[BEGIN]
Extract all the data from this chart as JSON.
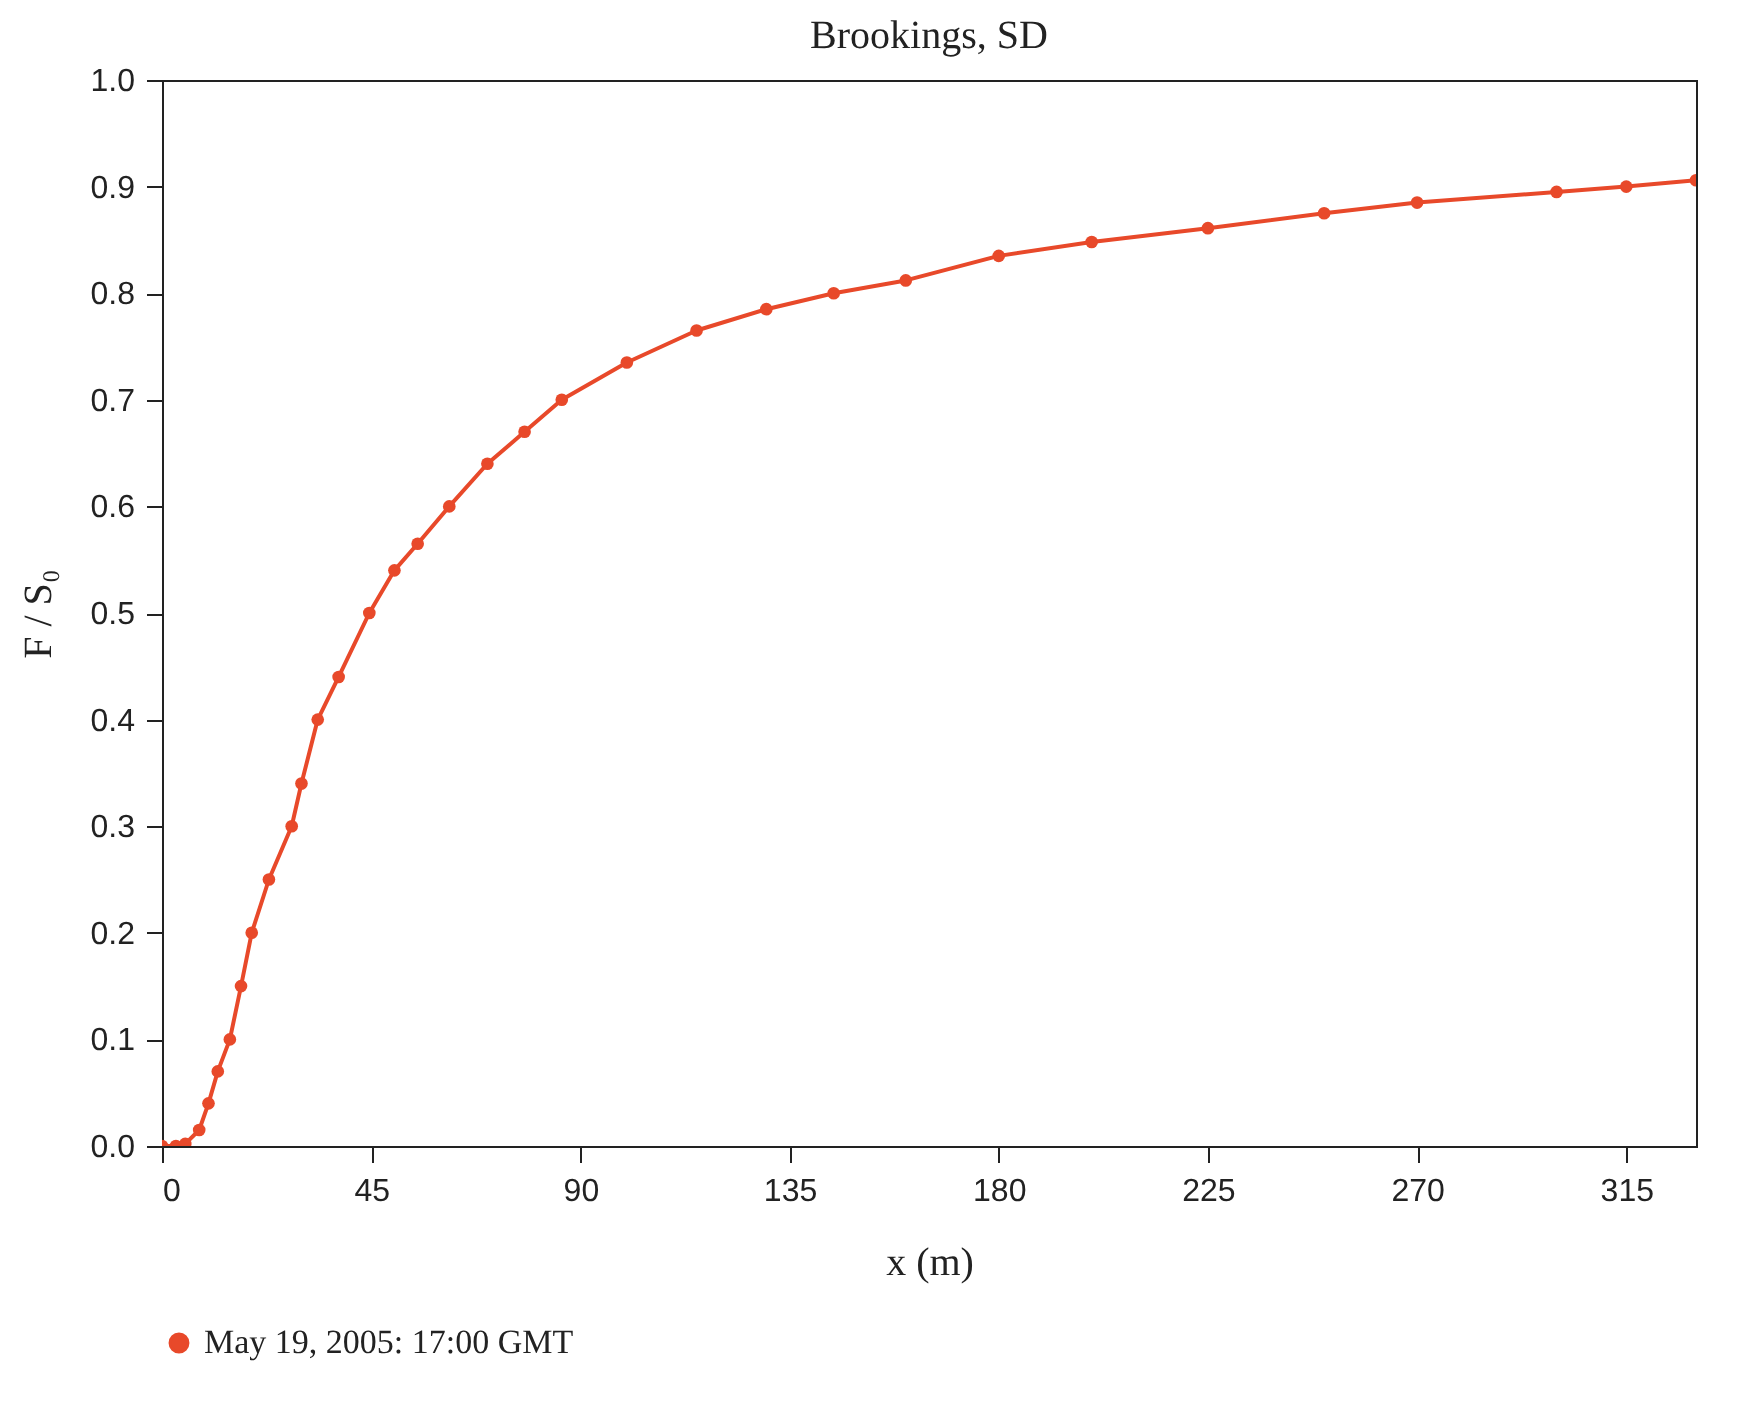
{
  "chart_data": {
    "type": "line",
    "title": "Brookings, SD",
    "xlabel": "x (m)",
    "ylabel": "F / S₀",
    "xlim": [
      0,
      330
    ],
    "xticks": [
      0,
      45,
      90,
      135,
      180,
      225,
      270,
      315
    ],
    "ylim": [
      0,
      1
    ],
    "yticks": [
      {
        "value": 0,
        "label": "0.0"
      },
      0.1,
      0.2,
      0.3,
      0.4,
      0.5,
      0.6,
      0.7,
      0.8,
      0.9,
      {
        "value": 1,
        "label": "1.0"
      }
    ],
    "marker": "circle",
    "line_style": "solid",
    "legend": "bottom",
    "grid": false,
    "series": [
      {
        "name": "May 19, 2005: 17:00 GMT",
        "color": "#e8492a",
        "x": [
          0,
          3,
          5,
          8,
          10,
          12,
          14.6,
          17,
          19.3,
          23,
          27.9,
          30,
          33.5,
          38,
          44.6,
          50,
          55,
          61.8,
          70,
          78,
          86,
          100,
          115,
          130,
          144.5,
          160,
          180,
          200,
          225,
          250,
          270,
          300,
          315,
          330
        ],
        "values": [
          0,
          0,
          0.002,
          0.015,
          0.04,
          0.07,
          0.1,
          0.15,
          0.2,
          0.25,
          0.3,
          0.34,
          0.4,
          0.44,
          0.5,
          0.54,
          0.565,
          0.6,
          0.64,
          0.67,
          0.7,
          0.735,
          0.765,
          0.785,
          0.8,
          0.812,
          0.835,
          0.848,
          0.861,
          0.875,
          0.885,
          0.895,
          0.9,
          0.906
        ]
      }
    ]
  }
}
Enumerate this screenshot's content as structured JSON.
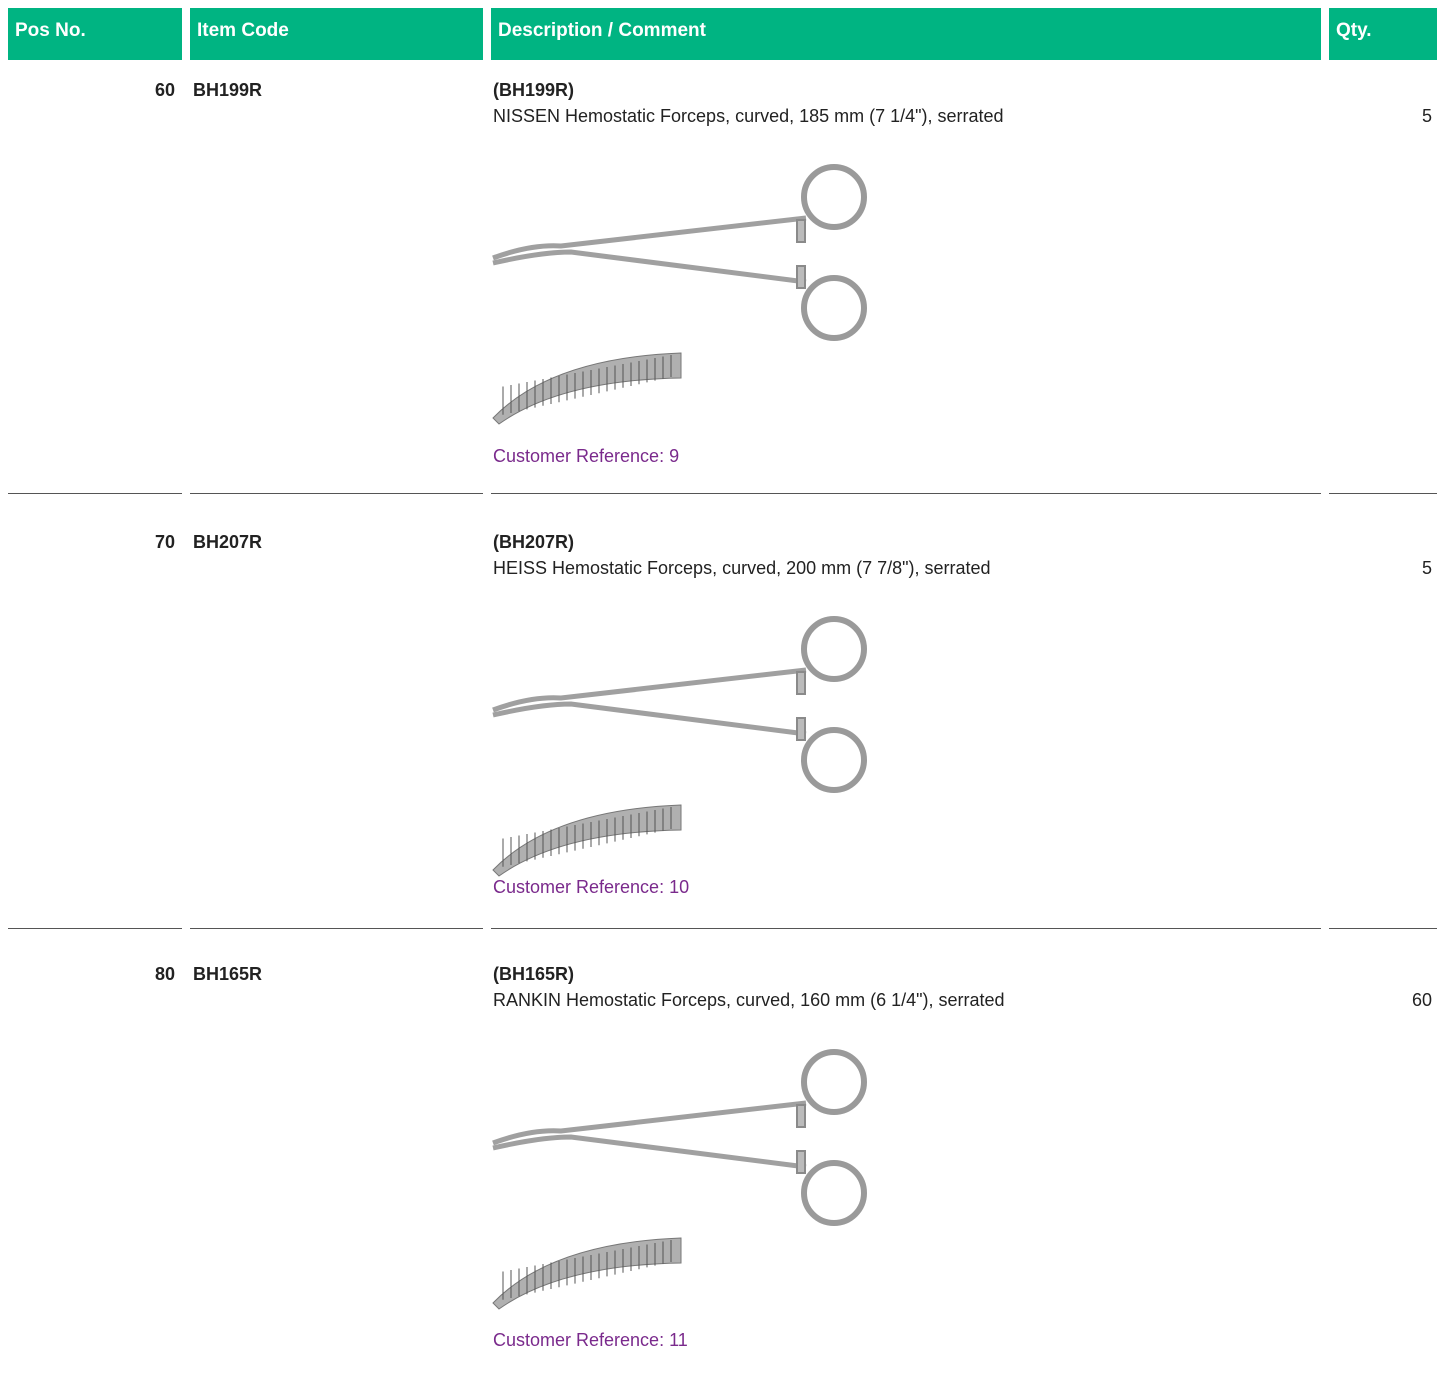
[END]
Exercise - Check each line of the entries above, and show every one holding the word "this".

Response to the exercise -
Extract all the data from this chart as JSON.
Enumerate this screenshot's content as structured JSON.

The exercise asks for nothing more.